(Annotated region listings)
-------

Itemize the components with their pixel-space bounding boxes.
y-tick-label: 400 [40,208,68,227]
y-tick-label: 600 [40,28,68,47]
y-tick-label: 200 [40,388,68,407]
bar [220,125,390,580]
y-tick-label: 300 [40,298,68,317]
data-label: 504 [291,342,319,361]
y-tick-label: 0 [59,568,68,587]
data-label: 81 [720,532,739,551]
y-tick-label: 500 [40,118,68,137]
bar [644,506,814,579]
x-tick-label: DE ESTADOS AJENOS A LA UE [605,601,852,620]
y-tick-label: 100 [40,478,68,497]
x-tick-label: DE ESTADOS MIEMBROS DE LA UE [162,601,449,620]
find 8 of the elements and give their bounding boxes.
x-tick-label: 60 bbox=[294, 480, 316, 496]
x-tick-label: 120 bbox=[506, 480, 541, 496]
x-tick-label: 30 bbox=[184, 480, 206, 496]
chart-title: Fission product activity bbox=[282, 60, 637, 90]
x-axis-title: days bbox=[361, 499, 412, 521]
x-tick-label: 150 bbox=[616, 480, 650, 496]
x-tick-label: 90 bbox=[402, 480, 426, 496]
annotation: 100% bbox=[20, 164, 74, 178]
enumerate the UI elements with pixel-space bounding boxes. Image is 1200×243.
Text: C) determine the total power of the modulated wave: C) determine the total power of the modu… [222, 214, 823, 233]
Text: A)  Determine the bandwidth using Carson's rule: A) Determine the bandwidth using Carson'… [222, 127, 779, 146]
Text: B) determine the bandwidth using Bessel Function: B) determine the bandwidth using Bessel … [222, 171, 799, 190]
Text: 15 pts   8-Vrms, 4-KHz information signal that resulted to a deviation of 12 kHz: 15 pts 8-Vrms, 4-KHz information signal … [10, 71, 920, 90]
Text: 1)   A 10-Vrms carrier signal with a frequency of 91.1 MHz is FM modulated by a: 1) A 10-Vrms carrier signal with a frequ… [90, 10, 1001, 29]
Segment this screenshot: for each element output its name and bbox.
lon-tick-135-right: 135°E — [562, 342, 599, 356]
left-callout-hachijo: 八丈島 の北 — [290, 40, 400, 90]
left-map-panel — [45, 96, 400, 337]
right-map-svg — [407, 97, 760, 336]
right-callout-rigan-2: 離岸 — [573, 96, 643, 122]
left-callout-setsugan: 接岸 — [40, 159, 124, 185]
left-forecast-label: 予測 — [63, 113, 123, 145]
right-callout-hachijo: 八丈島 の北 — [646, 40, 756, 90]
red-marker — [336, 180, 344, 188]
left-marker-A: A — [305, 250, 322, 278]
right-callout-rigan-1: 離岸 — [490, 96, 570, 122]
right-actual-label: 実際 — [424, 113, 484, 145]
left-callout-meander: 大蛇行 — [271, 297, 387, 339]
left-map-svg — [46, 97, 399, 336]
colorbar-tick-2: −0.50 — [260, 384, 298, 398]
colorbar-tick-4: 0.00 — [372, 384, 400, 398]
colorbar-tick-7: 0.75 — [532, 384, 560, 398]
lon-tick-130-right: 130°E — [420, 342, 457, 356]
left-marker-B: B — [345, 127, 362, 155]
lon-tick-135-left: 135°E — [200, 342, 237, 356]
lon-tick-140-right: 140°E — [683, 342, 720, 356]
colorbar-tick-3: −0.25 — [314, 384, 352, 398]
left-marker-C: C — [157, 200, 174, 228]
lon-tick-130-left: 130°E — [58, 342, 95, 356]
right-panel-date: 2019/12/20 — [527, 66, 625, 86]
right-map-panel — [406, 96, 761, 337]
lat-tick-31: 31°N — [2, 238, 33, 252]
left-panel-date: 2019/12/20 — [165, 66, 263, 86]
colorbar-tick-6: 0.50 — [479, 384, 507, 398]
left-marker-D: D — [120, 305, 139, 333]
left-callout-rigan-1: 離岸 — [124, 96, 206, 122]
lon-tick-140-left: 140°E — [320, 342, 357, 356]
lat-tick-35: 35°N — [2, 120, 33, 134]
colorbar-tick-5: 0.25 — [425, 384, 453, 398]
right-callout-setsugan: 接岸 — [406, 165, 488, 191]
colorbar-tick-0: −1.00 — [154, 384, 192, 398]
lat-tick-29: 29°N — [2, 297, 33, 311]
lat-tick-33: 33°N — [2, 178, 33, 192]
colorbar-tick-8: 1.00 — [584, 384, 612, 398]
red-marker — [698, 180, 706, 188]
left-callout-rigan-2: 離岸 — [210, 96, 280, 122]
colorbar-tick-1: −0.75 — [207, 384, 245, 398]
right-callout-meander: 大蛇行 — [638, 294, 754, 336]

-------

_Requirements:_ Duplicate the stretch of the listing from its first line through the line containing "y-tick-label: 100 [40,478,68,497]", keeping every line unchanged.

_Written response:_
Itemize the components with their pixel-space bounding boxes.
y-tick-label: 400 [40,208,68,227]
y-tick-label: 600 [40,28,68,47]
y-tick-label: 200 [40,388,68,407]
bar [220,125,390,580]
y-tick-label: 300 [40,298,68,317]
data-label: 504 [291,342,319,361]
y-tick-label: 0 [59,568,68,587]
data-label: 81 [720,532,739,551]
y-tick-label: 500 [40,118,68,137]
bar [644,506,814,579]
x-tick-label: DE ESTADOS AJENOS A LA UE [605,601,852,620]
y-tick-label: 100 [40,478,68,497]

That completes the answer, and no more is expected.